## Problem details
Type the records out again in full, exactly.

━━━━━ Listed records ━━━━━

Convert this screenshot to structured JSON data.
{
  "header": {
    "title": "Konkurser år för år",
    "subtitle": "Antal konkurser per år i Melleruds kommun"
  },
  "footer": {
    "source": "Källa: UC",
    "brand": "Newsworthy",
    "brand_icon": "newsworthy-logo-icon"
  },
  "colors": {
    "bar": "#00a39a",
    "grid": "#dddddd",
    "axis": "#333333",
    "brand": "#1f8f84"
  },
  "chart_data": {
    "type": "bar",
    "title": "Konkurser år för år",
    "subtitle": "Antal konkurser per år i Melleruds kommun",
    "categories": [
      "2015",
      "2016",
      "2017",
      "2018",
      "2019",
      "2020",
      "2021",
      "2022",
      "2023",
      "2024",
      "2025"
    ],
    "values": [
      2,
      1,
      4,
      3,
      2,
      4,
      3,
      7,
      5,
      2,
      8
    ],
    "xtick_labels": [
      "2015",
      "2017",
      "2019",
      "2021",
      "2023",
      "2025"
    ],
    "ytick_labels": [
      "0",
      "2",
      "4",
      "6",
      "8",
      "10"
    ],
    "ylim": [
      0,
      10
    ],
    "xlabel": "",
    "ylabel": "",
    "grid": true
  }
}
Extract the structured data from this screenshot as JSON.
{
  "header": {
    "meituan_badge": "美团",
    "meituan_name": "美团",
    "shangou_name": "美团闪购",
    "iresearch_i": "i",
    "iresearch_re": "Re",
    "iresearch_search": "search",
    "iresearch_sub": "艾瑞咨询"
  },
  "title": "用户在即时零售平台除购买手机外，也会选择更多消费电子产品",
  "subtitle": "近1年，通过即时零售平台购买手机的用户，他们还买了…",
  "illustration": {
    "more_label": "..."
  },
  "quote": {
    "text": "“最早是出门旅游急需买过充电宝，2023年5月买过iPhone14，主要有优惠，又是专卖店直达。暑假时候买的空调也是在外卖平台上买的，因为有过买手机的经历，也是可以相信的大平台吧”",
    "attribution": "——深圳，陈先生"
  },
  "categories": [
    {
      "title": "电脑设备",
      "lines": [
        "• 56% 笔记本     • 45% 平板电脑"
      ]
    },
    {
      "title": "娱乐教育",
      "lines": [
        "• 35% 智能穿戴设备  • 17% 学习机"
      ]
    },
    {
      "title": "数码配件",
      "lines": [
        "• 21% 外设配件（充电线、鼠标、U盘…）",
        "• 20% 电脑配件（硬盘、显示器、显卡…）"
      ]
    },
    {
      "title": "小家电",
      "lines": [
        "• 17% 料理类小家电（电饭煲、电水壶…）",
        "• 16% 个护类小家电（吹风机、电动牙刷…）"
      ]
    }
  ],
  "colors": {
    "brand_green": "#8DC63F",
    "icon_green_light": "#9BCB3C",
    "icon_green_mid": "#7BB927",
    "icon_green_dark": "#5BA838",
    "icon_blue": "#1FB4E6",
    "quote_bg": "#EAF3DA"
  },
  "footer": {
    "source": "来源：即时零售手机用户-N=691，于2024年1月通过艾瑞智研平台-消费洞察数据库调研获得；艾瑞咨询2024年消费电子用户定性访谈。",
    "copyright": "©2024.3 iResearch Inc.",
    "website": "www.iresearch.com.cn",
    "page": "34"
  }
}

━━━━━

## Solved exercise
Convert this screenshot to structured JSON data.
{
  "header": {
    "title": "Konkurser år för år",
    "subtitle": "Antal konkurser per år i Melleruds kommun"
  },
  "footer": {
    "source": "Källa: UC",
    "brand": "Newsworthy",
    "brand_icon": "newsworthy-logo-icon"
  },
  "colors": {
    "bar": "#00a39a",
    "grid": "#dddddd",
    "axis": "#333333",
    "brand": "#1f8f84"
  },
  "chart_data": {
    "type": "bar",
    "title": "Konkurser år för år",
    "subtitle": "Antal konkurser per år i Melleruds kommun",
    "categories": [
      "2015",
      "2016",
      "2017",
      "2018",
      "2019",
      "2020",
      "2021",
      "2022",
      "2023",
      "2024",
      "2025"
    ],
    "values": [
      2,
      1,
      4,
      3,
      2,
      4,
      3,
      7,
      5,
      2,
      8
    ],
    "xtick_labels": [
      "2015",
      "2017",
      "2019",
      "2021",
      "2023",
      "2025"
    ],
    "ytick_labels": [
      "0",
      "2",
      "4",
      "6",
      "8",
      "10"
    ],
    "ylim": [
      0,
      10
    ],
    "xlabel": "",
    "ylabel": "",
    "grid": true
  }
}
Extract the structured data from this screenshot as JSON.
{
  "header": {
    "meituan_badge": "美团",
    "meituan_name": "美团",
    "shangou_name": "美团闪购",
    "iresearch_i": "i",
    "iresearch_re": "Re",
    "iresearch_search": "search",
    "iresearch_sub": "艾瑞咨询"
  },
  "title": "用户在即时零售平台除购买手机外，也会选择更多消费电子产品",
  "subtitle": "近1年，通过即时零售平台购买手机的用户，他们还买了…",
  "illustration": {
    "more_label": "..."
  },
  "quote": {
    "text": "“最早是出门旅游急需买过充电宝，2023年5月买过iPhone14，主要有优惠，又是专卖店直达。暑假时候买的空调也是在外卖平台上买的，因为有过买手机的经历，也是可以相信的大平台吧”",
    "attribution": "——深圳，陈先生"
  },
  "categories": [
    {
      "title": "电脑设备",
      "lines": [
        "• 56% 笔记本     • 45% 平板电脑"
      ]
    },
    {
      "title": "娱乐教育",
      "lines": [
        "• 35% 智能穿戴设备  • 17% 学习机"
      ]
    },
    {
      "title": "数码配件",
      "lines": [
        "• 21% 外设配件（充电线、鼠标、U盘…）",
        "• 20% 电脑配件（硬盘、显示器、显卡…）"
      ]
    },
    {
      "title": "小家电",
      "lines": [
        "• 17% 料理类小家电（电饭煲、电水壶…）",
        "• 16% 个护类小家电（吹风机、电动牙刷…）"
      ]
    }
  ],
  "colors": {
    "brand_green": "#8DC63F",
    "icon_green_light": "#9BCB3C",
    "icon_green_mid": "#7BB927",
    "icon_green_dark": "#5BA838",
    "icon_blue": "#1FB4E6",
    "quote_bg": "#EAF3DA"
  },
  "footer": {
    "source": "来源：即时零售手机用户-N=691，于2024年1月通过艾瑞智研平台-消费洞察数据库调研获得；艾瑞咨询2024年消费电子用户定性访谈。",
    "copyright": "©2024.3 iResearch Inc.",
    "website": "www.iresearch.com.cn",
    "page": "34"
  }
}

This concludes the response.